Exercise details. Reproduce the material below line by line with no changes, but leave the picture out of your answer.

Supplied material.
+++++

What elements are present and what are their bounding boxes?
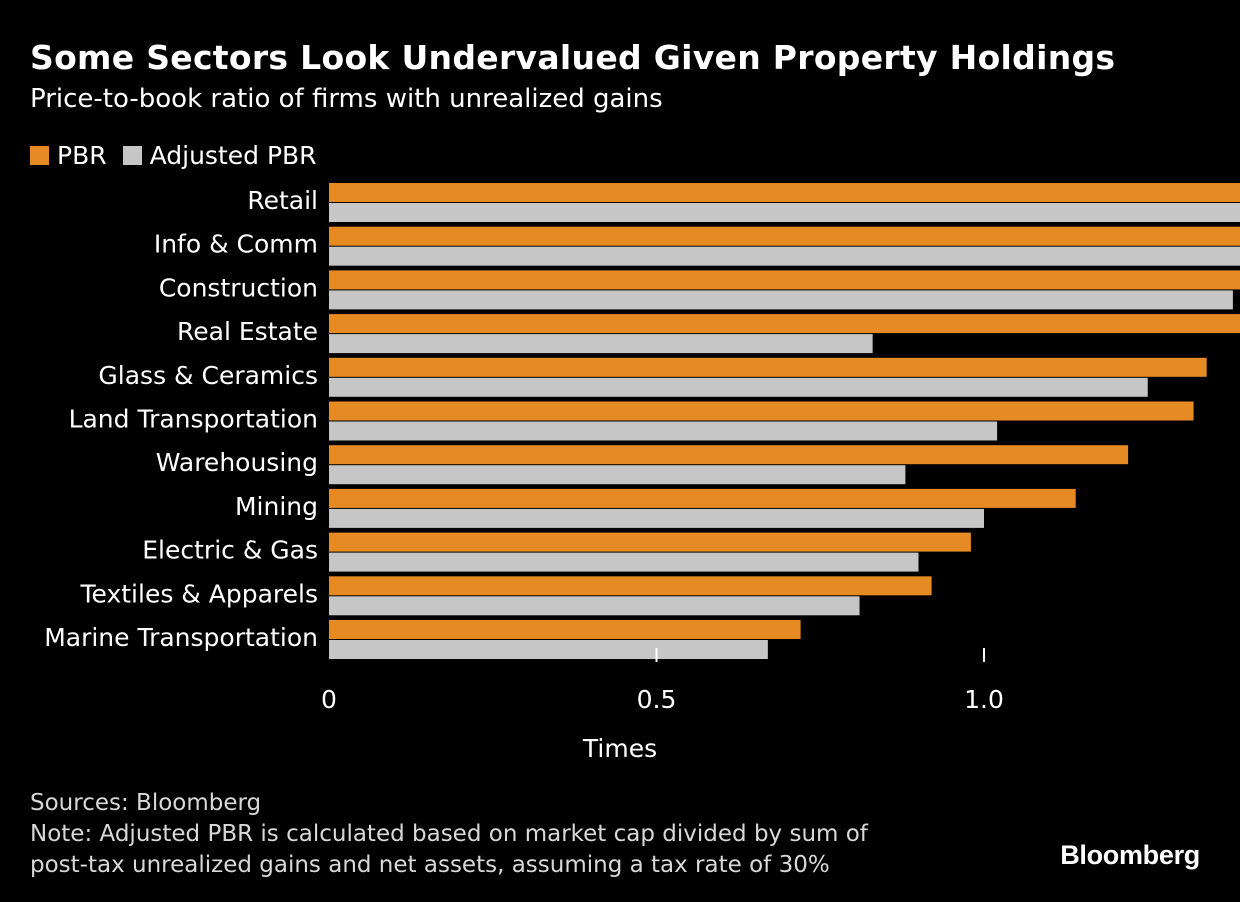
legend-item-pbr: PBR: [30, 141, 107, 170]
note-text-line-2: post-tax unrealized gains and net assets…: [30, 852, 830, 878]
bar-adjusted-pbr-textiles-and-apparels: [329, 596, 860, 616]
category-label-land-transportation: Land Transportation: [69, 405, 318, 434]
bar-adjusted-pbr-retail: [329, 203, 1240, 222]
bar-pbr-retail: [329, 183, 1240, 202]
bar-adjusted-pbr-construction: [329, 290, 1233, 310]
category-label-marine-transportation: Marine Transportation: [44, 623, 318, 652]
category-label-textiles-and-apparels: Textiles & Apparels: [80, 579, 319, 608]
legend-swatch-adjusted-pbr: [122, 146, 142, 165]
x-tick-label-0: 0: [321, 685, 337, 714]
bar-pbr-glass-and-ceramics: [329, 357, 1207, 377]
bar-adjusted-pbr-mining: [329, 508, 984, 528]
bar-adjusted-pbr-info-and-comm: [329, 246, 1240, 266]
legend-item-adjusted-pbr: Adjusted PBR: [122, 141, 317, 170]
bar-pbr-real-estate: [329, 314, 1240, 334]
x-tick-label-1-0: 1.0: [964, 685, 1004, 714]
bar-adjusted-pbr-real-estate: [329, 334, 873, 354]
bar-adjusted-pbr-electric-and-gas: [329, 552, 919, 572]
bar-pbr-warehousing: [329, 445, 1129, 465]
bar-pbr-electric-and-gas: [329, 532, 971, 552]
bar-adjusted-pbr-land-transportation: [329, 421, 998, 441]
category-label-construction: Construction: [159, 273, 318, 302]
bar-pbr-marine-transportation: [329, 620, 801, 639]
bar-pbr-land-transportation: [329, 401, 1194, 421]
bar-adjusted-pbr-warehousing: [329, 465, 906, 485]
bloomberg-logo: Bloomberg: [1060, 840, 1200, 870]
x-tick-label-0-5: 0.5: [637, 685, 677, 714]
category-label-retail: Retail: [247, 186, 318, 215]
bar-pbr-mining: [329, 488, 1076, 508]
category-label-info-and-comm: Info & Comm: [154, 230, 318, 259]
chart-subtitle: Price-to-book ratio of firms with unreal…: [30, 84, 663, 114]
bar-pbr-info-and-comm: [329, 226, 1240, 246]
category-label-electric-and-gas: Electric & Gas: [142, 536, 318, 565]
category-label-warehousing: Warehousing: [156, 448, 318, 477]
chart-footer: Sources: Bloomberg Note: Adjusted PBR is…: [30, 788, 868, 881]
legend-label-pbr: PBR: [57, 141, 107, 170]
bar-pbr-construction: [329, 270, 1240, 290]
chart-legend: PBR Adjusted PBR: [30, 141, 333, 170]
bar-adjusted-pbr-glass-and-ceramics: [329, 377, 1148, 397]
legend-label-adjusted-pbr: Adjusted PBR: [149, 141, 317, 170]
bar-pbr-textiles-and-apparels: [329, 576, 932, 596]
note-text-line-1: Note: Adjusted PBR is calculated based o…: [30, 821, 868, 847]
category-label-real-estate: Real Estate: [177, 317, 318, 346]
sources-text: Sources: Bloomberg: [30, 790, 262, 816]
bar-adjusted-pbr-marine-transportation: [329, 640, 768, 659]
category-label-mining: Mining: [235, 492, 318, 521]
legend-swatch-pbr: [30, 146, 49, 165]
category-label-glass-and-ceramics: Glass & Ceramics: [98, 361, 318, 390]
x-axis-title: Times: [582, 734, 657, 763]
chart-title: Some Sectors Look Undervalued Given Prop…: [30, 38, 1116, 77]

+++++

Output.
What elements are present and what are their bounding boxes?
legend-item-pbr: PBR: [30, 141, 107, 170]
note-text-line-2: post-tax unrealized gains and net assets…: [30, 852, 830, 878]
bar-adjusted-pbr-textiles-and-apparels: [329, 596, 860, 616]
category-label-land-transportation: Land Transportation: [69, 405, 318, 434]
bar-adjusted-pbr-retail: [329, 203, 1240, 222]
bar-pbr-retail: [329, 183, 1240, 202]
bar-adjusted-pbr-construction: [329, 290, 1233, 310]
category-label-marine-transportation: Marine Transportation: [44, 623, 318, 652]
category-label-textiles-and-apparels: Textiles & Apparels: [80, 579, 319, 608]
legend-swatch-adjusted-pbr: [122, 146, 142, 165]
x-tick-label-0: 0: [321, 685, 337, 714]
bar-pbr-glass-and-ceramics: [329, 357, 1207, 377]
bar-adjusted-pbr-mining: [329, 508, 984, 528]
bar-adjusted-pbr-info-and-comm: [329, 246, 1240, 266]
legend-item-adjusted-pbr: Adjusted PBR: [122, 141, 317, 170]
bar-pbr-real-estate: [329, 314, 1240, 334]
x-tick-label-1-0: 1.0: [964, 685, 1004, 714]
bar-adjusted-pbr-real-estate: [329, 334, 873, 354]
bar-adjusted-pbr-electric-and-gas: [329, 552, 919, 572]
bar-pbr-warehousing: [329, 445, 1129, 465]
bar-pbr-electric-and-gas: [329, 532, 971, 552]
bar-adjusted-pbr-land-transportation: [329, 421, 998, 441]
category-label-construction: Construction: [159, 273, 318, 302]
bar-pbr-marine-transportation: [329, 620, 801, 639]
bar-pbr-land-transportation: [329, 401, 1194, 421]
bar-adjusted-pbr-warehousing: [329, 465, 906, 485]
bloomberg-logo: Bloomberg: [1060, 840, 1200, 870]
x-tick-label-0-5: 0.5: [637, 685, 677, 714]
category-label-retail: Retail: [247, 186, 318, 215]
bar-pbr-mining: [329, 488, 1076, 508]
category-label-info-and-comm: Info & Comm: [154, 230, 318, 259]
chart-subtitle: Price-to-book ratio of firms with unreal…: [30, 84, 663, 114]
bar-pbr-info-and-comm: [329, 226, 1240, 246]
category-label-electric-and-gas: Electric & Gas: [142, 536, 318, 565]
category-label-warehousing: Warehousing: [156, 448, 318, 477]
chart-footer: Sources: Bloomberg Note: Adjusted PBR is…: [30, 788, 868, 881]
legend-label-pbr: PBR: [57, 141, 107, 170]
bar-pbr-construction: [329, 270, 1240, 290]
chart-legend: PBR Adjusted PBR: [30, 141, 333, 170]
bar-adjusted-pbr-glass-and-ceramics: [329, 377, 1148, 397]
legend-label-adjusted-pbr: Adjusted PBR: [149, 141, 317, 170]
bar-pbr-textiles-and-apparels: [329, 576, 932, 596]
note-text-line-1: Note: Adjusted PBR is calculated based o…: [30, 821, 868, 847]
category-label-real-estate: Real Estate: [177, 317, 318, 346]
sources-text: Sources: Bloomberg: [30, 790, 262, 816]
bar-adjusted-pbr-marine-transportation: [329, 640, 768, 659]
category-label-mining: Mining: [235, 492, 318, 521]
legend-swatch-pbr: [30, 146, 49, 165]
category-label-glass-and-ceramics: Glass & Ceramics: [98, 361, 318, 390]
x-axis-title: Times: [582, 734, 657, 763]
chart-title: Some Sectors Look Undervalued Given Prop…: [30, 38, 1116, 77]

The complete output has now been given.